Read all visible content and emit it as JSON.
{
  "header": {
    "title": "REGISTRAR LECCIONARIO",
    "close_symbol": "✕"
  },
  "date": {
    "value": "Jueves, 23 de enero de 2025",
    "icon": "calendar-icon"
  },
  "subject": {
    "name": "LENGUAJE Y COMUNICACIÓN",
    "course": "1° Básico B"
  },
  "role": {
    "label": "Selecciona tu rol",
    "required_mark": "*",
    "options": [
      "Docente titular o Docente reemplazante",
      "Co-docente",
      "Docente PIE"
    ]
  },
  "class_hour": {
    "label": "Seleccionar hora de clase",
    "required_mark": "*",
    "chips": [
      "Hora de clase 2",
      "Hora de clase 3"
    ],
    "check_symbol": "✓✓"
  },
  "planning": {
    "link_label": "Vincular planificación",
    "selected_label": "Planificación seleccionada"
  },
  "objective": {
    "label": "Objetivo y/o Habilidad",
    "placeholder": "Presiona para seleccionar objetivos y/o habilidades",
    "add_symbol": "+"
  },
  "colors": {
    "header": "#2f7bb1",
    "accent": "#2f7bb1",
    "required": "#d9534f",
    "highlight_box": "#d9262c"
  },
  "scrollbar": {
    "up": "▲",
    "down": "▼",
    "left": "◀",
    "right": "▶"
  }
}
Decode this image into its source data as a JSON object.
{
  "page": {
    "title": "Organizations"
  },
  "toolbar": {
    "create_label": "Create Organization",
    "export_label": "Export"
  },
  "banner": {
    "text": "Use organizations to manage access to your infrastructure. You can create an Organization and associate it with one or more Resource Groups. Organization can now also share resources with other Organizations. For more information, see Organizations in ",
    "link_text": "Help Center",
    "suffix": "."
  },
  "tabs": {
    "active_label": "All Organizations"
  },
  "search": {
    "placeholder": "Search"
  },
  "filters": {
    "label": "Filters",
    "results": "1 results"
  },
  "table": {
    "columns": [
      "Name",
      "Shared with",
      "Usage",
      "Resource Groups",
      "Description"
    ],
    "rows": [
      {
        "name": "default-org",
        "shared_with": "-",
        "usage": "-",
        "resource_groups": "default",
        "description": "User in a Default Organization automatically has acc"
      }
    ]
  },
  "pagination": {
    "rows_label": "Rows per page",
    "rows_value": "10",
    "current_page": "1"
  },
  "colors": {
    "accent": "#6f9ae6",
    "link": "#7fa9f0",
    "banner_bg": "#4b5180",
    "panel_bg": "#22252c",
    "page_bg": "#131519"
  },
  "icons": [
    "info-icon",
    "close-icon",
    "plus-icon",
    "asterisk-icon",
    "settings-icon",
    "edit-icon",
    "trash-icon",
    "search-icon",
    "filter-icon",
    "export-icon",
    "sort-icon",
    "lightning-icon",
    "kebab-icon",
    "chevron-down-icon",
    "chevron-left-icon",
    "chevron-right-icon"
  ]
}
┄┄┄┄┄┄┄┄┄┄
WHAT TO DO
Copy out every entry again, exactly as it was given.

EXPECTED OUTPUT
Read all visible content and emit it as JSON.
{
  "header": {
    "title": "REGISTRAR LECCIONARIO",
    "close_symbol": "✕"
  },
  "date": {
    "value": "Jueves, 23 de enero de 2025",
    "icon": "calendar-icon"
  },
  "subject": {
    "name": "LENGUAJE Y COMUNICACIÓN",
    "course": "1° Básico B"
  },
  "role": {
    "label": "Selecciona tu rol",
    "required_mark": "*",
    "options": [
      "Docente titular o Docente reemplazante",
      "Co-docente",
      "Docente PIE"
    ]
  },
  "class_hour": {
    "label": "Seleccionar hora de clase",
    "required_mark": "*",
    "chips": [
      "Hora de clase 2",
      "Hora de clase 3"
    ],
    "check_symbol": "✓✓"
  },
  "planning": {
    "link_label": "Vincular planificación",
    "selected_label": "Planificación seleccionada"
  },
  "objective": {
    "label": "Objetivo y/o Habilidad",
    "placeholder": "Presiona para seleccionar objetivos y/o habilidades",
    "add_symbol": "+"
  },
  "colors": {
    "header": "#2f7bb1",
    "accent": "#2f7bb1",
    "required": "#d9534f",
    "highlight_box": "#d9262c"
  },
  "scrollbar": {
    "up": "▲",
    "down": "▼",
    "left": "◀",
    "right": "▶"
  }
}
Decode this image into its source data as a JSON object.
{
  "page": {
    "title": "Organizations"
  },
  "toolbar": {
    "create_label": "Create Organization",
    "export_label": "Export"
  },
  "banner": {
    "text": "Use organizations to manage access to your infrastructure. You can create an Organization and associate it with one or more Resource Groups. Organization can now also share resources with other Organizations. For more information, see Organizations in ",
    "link_text": "Help Center",
    "suffix": "."
  },
  "tabs": {
    "active_label": "All Organizations"
  },
  "search": {
    "placeholder": "Search"
  },
  "filters": {
    "label": "Filters",
    "results": "1 results"
  },
  "table": {
    "columns": [
      "Name",
      "Shared with",
      "Usage",
      "Resource Groups",
      "Description"
    ],
    "rows": [
      {
        "name": "default-org",
        "shared_with": "-",
        "usage": "-",
        "resource_groups": "default",
        "description": "User in a Default Organization automatically has acc"
      }
    ]
  },
  "pagination": {
    "rows_label": "Rows per page",
    "rows_value": "10",
    "current_page": "1"
  },
  "colors": {
    "accent": "#6f9ae6",
    "link": "#7fa9f0",
    "banner_bg": "#4b5180",
    "panel_bg": "#22252c",
    "page_bg": "#131519"
  },
  "icons": [
    "info-icon",
    "close-icon",
    "plus-icon",
    "asterisk-icon",
    "settings-icon",
    "edit-icon",
    "trash-icon",
    "search-icon",
    "filter-icon",
    "export-icon",
    "sort-icon",
    "lightning-icon",
    "kebab-icon",
    "chevron-down-icon",
    "chevron-left-icon",
    "chevron-right-icon"
  ]
}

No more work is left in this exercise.